Given information ▸
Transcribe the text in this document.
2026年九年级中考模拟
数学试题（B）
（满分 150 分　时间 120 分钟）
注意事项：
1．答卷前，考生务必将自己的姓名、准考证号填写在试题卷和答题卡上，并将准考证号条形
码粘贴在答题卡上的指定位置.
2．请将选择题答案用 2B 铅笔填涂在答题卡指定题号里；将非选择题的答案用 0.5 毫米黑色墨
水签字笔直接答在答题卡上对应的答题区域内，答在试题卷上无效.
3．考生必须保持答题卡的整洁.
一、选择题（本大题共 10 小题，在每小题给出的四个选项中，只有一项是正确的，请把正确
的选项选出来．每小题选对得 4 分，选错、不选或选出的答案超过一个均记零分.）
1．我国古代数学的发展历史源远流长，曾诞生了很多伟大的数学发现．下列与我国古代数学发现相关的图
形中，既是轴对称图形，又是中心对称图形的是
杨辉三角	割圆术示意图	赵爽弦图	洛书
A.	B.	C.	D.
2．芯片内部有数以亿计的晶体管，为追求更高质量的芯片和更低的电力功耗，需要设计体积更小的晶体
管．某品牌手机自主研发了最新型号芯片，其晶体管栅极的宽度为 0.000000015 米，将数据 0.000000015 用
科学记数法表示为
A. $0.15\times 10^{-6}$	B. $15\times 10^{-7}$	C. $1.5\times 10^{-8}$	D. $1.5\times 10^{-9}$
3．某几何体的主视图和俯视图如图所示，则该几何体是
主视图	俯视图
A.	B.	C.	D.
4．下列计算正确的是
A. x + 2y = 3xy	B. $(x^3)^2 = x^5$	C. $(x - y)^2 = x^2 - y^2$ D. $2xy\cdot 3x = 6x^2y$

Instructions for the task ▸
Please reproduce each record precisely as written.

Answer to the exercise ▸
Transcribe the text in this document.
2026年九年级中考模拟
数学试题（B）
（满分 150 分　时间 120 分钟）
注意事项：
1．答卷前，考生务必将自己的姓名、准考证号填写在试题卷和答题卡上，并将准考证号条形
码粘贴在答题卡上的指定位置.
2．请将选择题答案用 2B 铅笔填涂在答题卡指定题号里；将非选择题的答案用 0.5 毫米黑色墨
水签字笔直接答在答题卡上对应的答题区域内，答在试题卷上无效.
3．考生必须保持答题卡的整洁.
一、选择题（本大题共 10 小题，在每小题给出的四个选项中，只有一项是正确的，请把正确
的选项选出来．每小题选对得 4 分，选错、不选或选出的答案超过一个均记零分.）
1．我国古代数学的发展历史源远流长，曾诞生了很多伟大的数学发现．下列与我国古代数学发现相关的图
形中，既是轴对称图形，又是中心对称图形的是
杨辉三角	割圆术示意图	赵爽弦图	洛书
A.	B.	C.	D.
2．芯片内部有数以亿计的晶体管，为追求更高质量的芯片和更低的电力功耗，需要设计体积更小的晶体
管．某品牌手机自主研发了最新型号芯片，其晶体管栅极的宽度为 0.000000015 米，将数据 0.000000015 用
科学记数法表示为
A. $0.15\times 10^{-6}$	B. $15\times 10^{-7}$	C. $1.5\times 10^{-8}$	D. $1.5\times 10^{-9}$
3．某几何体的主视图和俯视图如图所示，则该几何体是
主视图	俯视图
A.	B.	C.	D.
4．下列计算正确的是
A. x + 2y = 3xy	B. $(x^3)^2 = x^5$	C. $(x - y)^2 = x^2 - y^2$ D. $2xy\cdot 3x = 6x^2y$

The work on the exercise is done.